Word for word, repeat the entries, minus the pictures.

====== Task data ======

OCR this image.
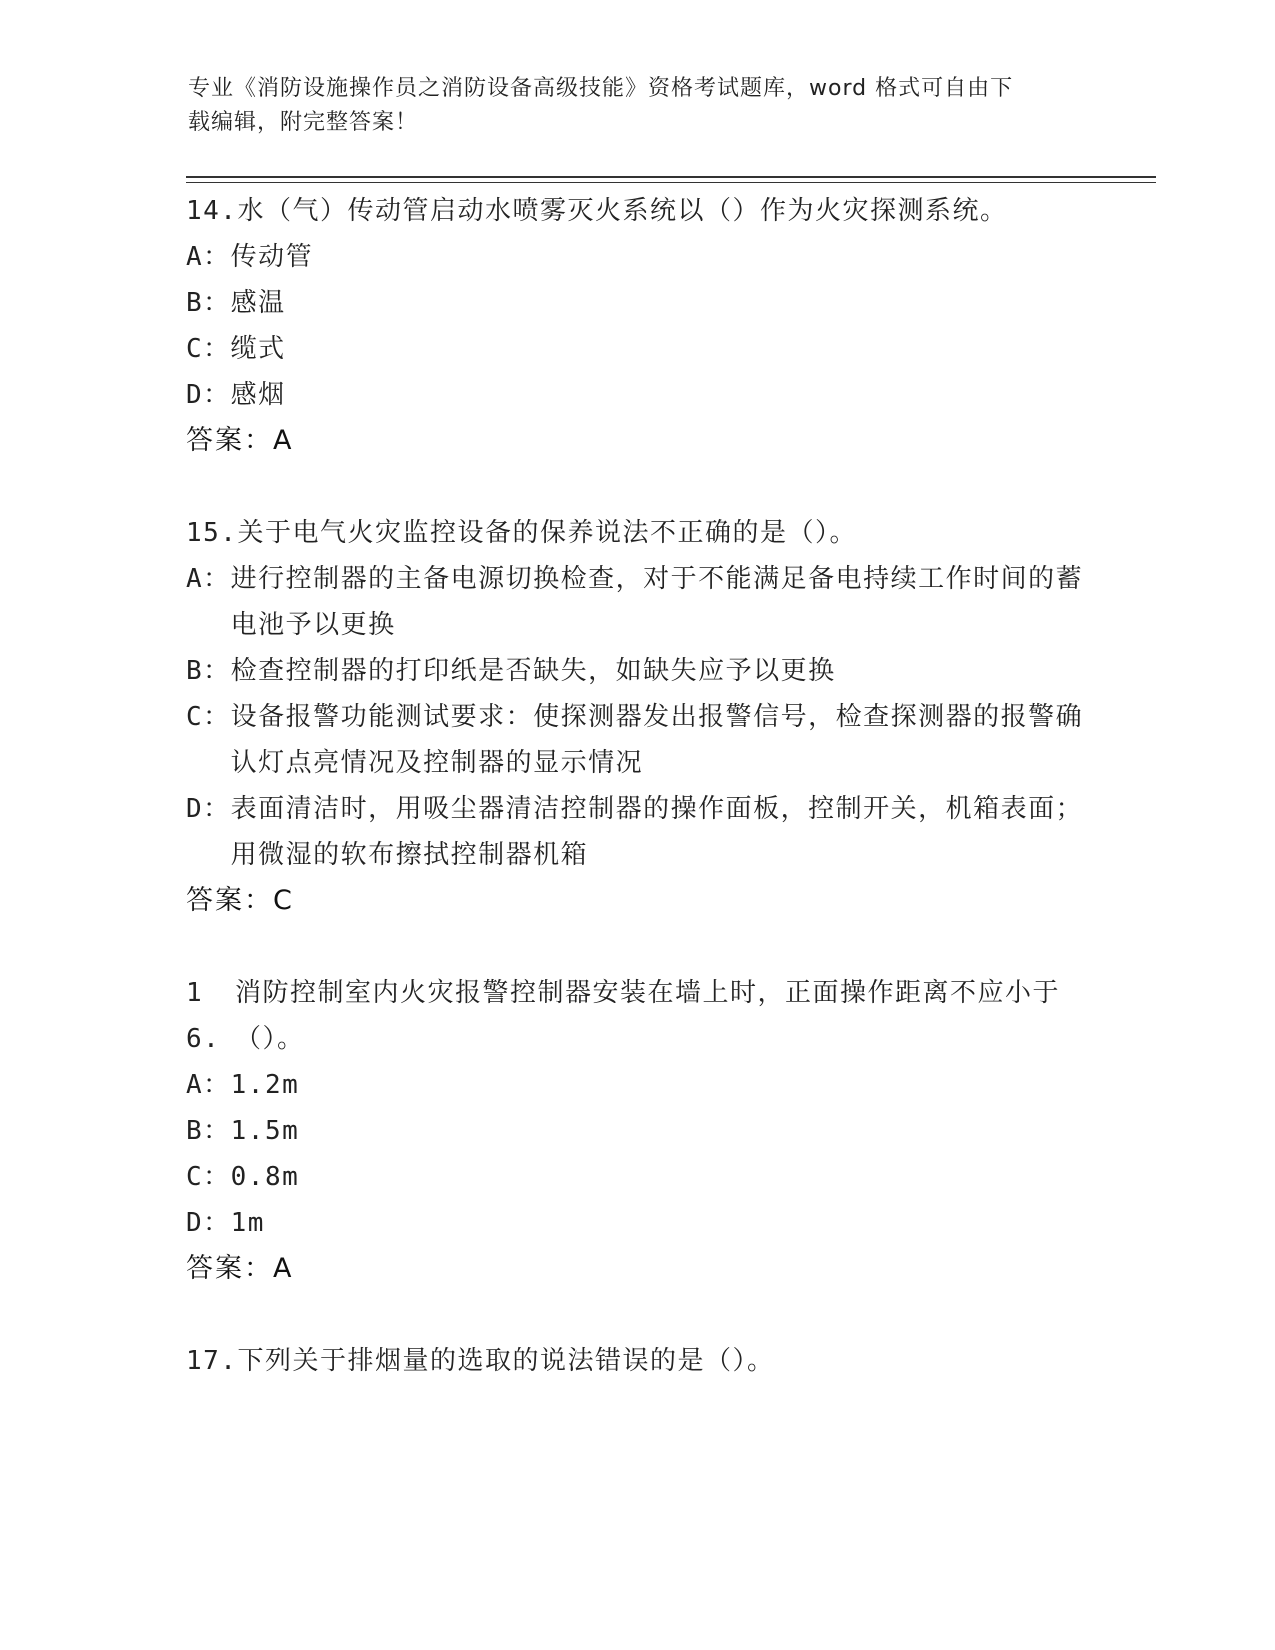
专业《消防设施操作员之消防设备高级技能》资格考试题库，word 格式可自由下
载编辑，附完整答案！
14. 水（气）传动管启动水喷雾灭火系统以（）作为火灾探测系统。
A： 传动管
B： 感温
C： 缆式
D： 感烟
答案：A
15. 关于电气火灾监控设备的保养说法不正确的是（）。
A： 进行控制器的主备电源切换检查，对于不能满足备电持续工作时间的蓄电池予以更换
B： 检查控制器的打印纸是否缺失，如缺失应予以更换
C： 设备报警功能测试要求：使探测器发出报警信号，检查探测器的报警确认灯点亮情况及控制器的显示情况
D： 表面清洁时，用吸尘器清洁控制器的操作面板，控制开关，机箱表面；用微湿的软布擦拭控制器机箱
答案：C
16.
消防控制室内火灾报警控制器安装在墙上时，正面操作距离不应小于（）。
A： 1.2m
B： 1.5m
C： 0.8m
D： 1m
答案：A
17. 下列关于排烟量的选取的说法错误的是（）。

======

_Result:_
OCR this image.
专业《消防设施操作员之消防设备高级技能》资格考试题库，word 格式可自由下
载编辑，附完整答案！
14. 水（气）传动管启动水喷雾灭火系统以（）作为火灾探测系统。
A： 传动管
B： 感温
C： 缆式
D： 感烟
答案：A
15. 关于电气火灾监控设备的保养说法不正确的是（）。
A： 进行控制器的主备电源切换检查，对于不能满足备电持续工作时间的蓄电池予以更换
B： 检查控制器的打印纸是否缺失，如缺失应予以更换
C： 设备报警功能测试要求：使探测器发出报警信号，检查探测器的报警确认灯点亮情况及控制器的显示情况
D： 表面清洁时，用吸尘器清洁控制器的操作面板，控制开关，机箱表面；用微湿的软布擦拭控制器机箱
答案：C
16.
消防控制室内火灾报警控制器安装在墙上时，正面操作距离不应小于（）。
A： 1.2m
B： 1.5m
C： 0.8m
D： 1m
答案：A
17. 下列关于排烟量的选取的说法错误的是（）。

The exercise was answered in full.